**** INFORMATION GIVEN

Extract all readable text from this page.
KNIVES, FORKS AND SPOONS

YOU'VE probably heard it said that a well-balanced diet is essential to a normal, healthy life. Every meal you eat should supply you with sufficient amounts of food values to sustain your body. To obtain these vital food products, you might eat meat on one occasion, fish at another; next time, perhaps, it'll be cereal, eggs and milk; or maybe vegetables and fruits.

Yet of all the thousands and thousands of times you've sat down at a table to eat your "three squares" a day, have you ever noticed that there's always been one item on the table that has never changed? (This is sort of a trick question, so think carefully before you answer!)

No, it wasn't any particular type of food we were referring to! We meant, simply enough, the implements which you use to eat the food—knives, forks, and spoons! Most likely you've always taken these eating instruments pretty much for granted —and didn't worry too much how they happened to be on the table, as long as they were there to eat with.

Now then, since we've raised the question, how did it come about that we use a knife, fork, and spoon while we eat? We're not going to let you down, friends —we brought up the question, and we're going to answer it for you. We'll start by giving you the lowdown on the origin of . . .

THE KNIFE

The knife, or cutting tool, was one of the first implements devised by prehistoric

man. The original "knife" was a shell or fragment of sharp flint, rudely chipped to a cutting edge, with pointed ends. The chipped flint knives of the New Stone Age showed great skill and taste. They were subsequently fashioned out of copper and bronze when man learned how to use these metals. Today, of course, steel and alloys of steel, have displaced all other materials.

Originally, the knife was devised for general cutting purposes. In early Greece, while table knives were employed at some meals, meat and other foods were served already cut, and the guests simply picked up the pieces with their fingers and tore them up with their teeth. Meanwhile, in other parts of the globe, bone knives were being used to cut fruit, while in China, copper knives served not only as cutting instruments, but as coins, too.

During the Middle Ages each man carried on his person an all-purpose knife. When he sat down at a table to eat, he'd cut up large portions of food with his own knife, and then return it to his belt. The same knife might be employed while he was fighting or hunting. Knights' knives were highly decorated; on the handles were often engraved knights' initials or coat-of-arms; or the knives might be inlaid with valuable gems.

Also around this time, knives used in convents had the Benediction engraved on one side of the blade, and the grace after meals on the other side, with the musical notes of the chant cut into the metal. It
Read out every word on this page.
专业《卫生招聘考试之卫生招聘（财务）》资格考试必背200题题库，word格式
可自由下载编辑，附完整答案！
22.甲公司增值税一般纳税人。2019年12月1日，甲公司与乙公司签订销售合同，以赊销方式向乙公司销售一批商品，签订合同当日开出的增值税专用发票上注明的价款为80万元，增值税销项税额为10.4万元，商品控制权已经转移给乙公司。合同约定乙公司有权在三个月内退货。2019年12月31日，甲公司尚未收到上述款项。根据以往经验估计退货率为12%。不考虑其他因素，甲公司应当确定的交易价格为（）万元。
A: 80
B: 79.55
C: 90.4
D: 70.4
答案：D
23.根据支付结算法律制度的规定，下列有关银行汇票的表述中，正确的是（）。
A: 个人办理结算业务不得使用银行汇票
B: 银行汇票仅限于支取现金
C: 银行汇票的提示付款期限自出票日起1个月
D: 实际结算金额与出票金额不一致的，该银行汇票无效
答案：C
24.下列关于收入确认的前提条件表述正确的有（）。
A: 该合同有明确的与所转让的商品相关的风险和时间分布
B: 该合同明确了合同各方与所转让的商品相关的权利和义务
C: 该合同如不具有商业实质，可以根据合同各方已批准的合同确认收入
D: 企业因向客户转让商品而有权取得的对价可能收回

********

### YOUR INSTRUCTIONS
Give the entries again in full, exactly as they are written.

### THE REPLY
Extract all readable text from this page.
KNIVES, FORKS AND SPOONS

YOU'VE probably heard it said that a well-balanced diet is essential to a normal, healthy life. Every meal you eat should supply you with sufficient amounts of food values to sustain your body. To obtain these vital food products, you might eat meat on one occasion, fish at another; next time, perhaps, it'll be cereal, eggs and milk; or maybe vegetables and fruits.

Yet of all the thousands and thousands of times you've sat down at a table to eat your "three squares" a day, have you ever noticed that there's always been one item on the table that has never changed? (This is sort of a trick question, so think carefully before you answer!)

No, it wasn't any particular type of food we were referring to! We meant, simply enough, the implements which you use to eat the food—knives, forks, and spoons! Most likely you've always taken these eating instruments pretty much for granted —and didn't worry too much how they happened to be on the table, as long as they were there to eat with.

Now then, since we've raised the question, how did it come about that we use a knife, fork, and spoon while we eat? We're not going to let you down, friends —we brought up the question, and we're going to answer it for you. We'll start by giving you the lowdown on the origin of . . .

THE KNIFE

The knife, or cutting tool, was one of the first implements devised by prehistoric

man. The original "knife" was a shell or fragment of sharp flint, rudely chipped to a cutting edge, with pointed ends. The chipped flint knives of the New Stone Age showed great skill and taste. They were subsequently fashioned out of copper and bronze when man learned how to use these metals. Today, of course, steel and alloys of steel, have displaced all other materials.

Originally, the knife was devised for general cutting purposes. In early Greece, while table knives were employed at some meals, meat and other foods were served already cut, and the guests simply picked up the pieces with their fingers and tore them up with their teeth. Meanwhile, in other parts of the globe, bone knives were being used to cut fruit, while in China, copper knives served not only as cutting instruments, but as coins, too.

During the Middle Ages each man carried on his person an all-purpose knife. When he sat down at a table to eat, he'd cut up large portions of food with his own knife, and then return it to his belt. The same knife might be employed while he was fighting or hunting. Knights' knives were highly decorated; on the handles were often engraved knights' initials or coat-of-arms; or the knives might be inlaid with valuable gems.

Also around this time, knives used in convents had the Benediction engraved on one side of the blade, and the grace after meals on the other side, with the musical notes of the chant cut into the metal. It
Read out every word on this page.
专业《卫生招聘考试之卫生招聘（财务）》资格考试必背200题题库，word格式
可自由下载编辑，附完整答案！
22.甲公司增值税一般纳税人。2019年12月1日，甲公司与乙公司签订销售合同，以赊销方式向乙公司销售一批商品，签订合同当日开出的增值税专用发票上注明的价款为80万元，增值税销项税额为10.4万元，商品控制权已经转移给乙公司。合同约定乙公司有权在三个月内退货。2019年12月31日，甲公司尚未收到上述款项。根据以往经验估计退货率为12%。不考虑其他因素，甲公司应当确定的交易价格为（）万元。
A: 80
B: 79.55
C: 90.4
D: 70.4
答案：D
23.根据支付结算法律制度的规定，下列有关银行汇票的表述中，正确的是（）。
A: 个人办理结算业务不得使用银行汇票
B: 银行汇票仅限于支取现金
C: 银行汇票的提示付款期限自出票日起1个月
D: 实际结算金额与出票金额不一致的，该银行汇票无效
答案：C
24.下列关于收入确认的前提条件表述正确的有（）。
A: 该合同有明确的与所转让的商品相关的风险和时间分布
B: 该合同明确了合同各方与所转让的商品相关的权利和义务
C: 该合同如不具有商业实质，可以根据合同各方已批准的合同确认收入
D: 企业因向客户转让商品而有权取得的对价可能收回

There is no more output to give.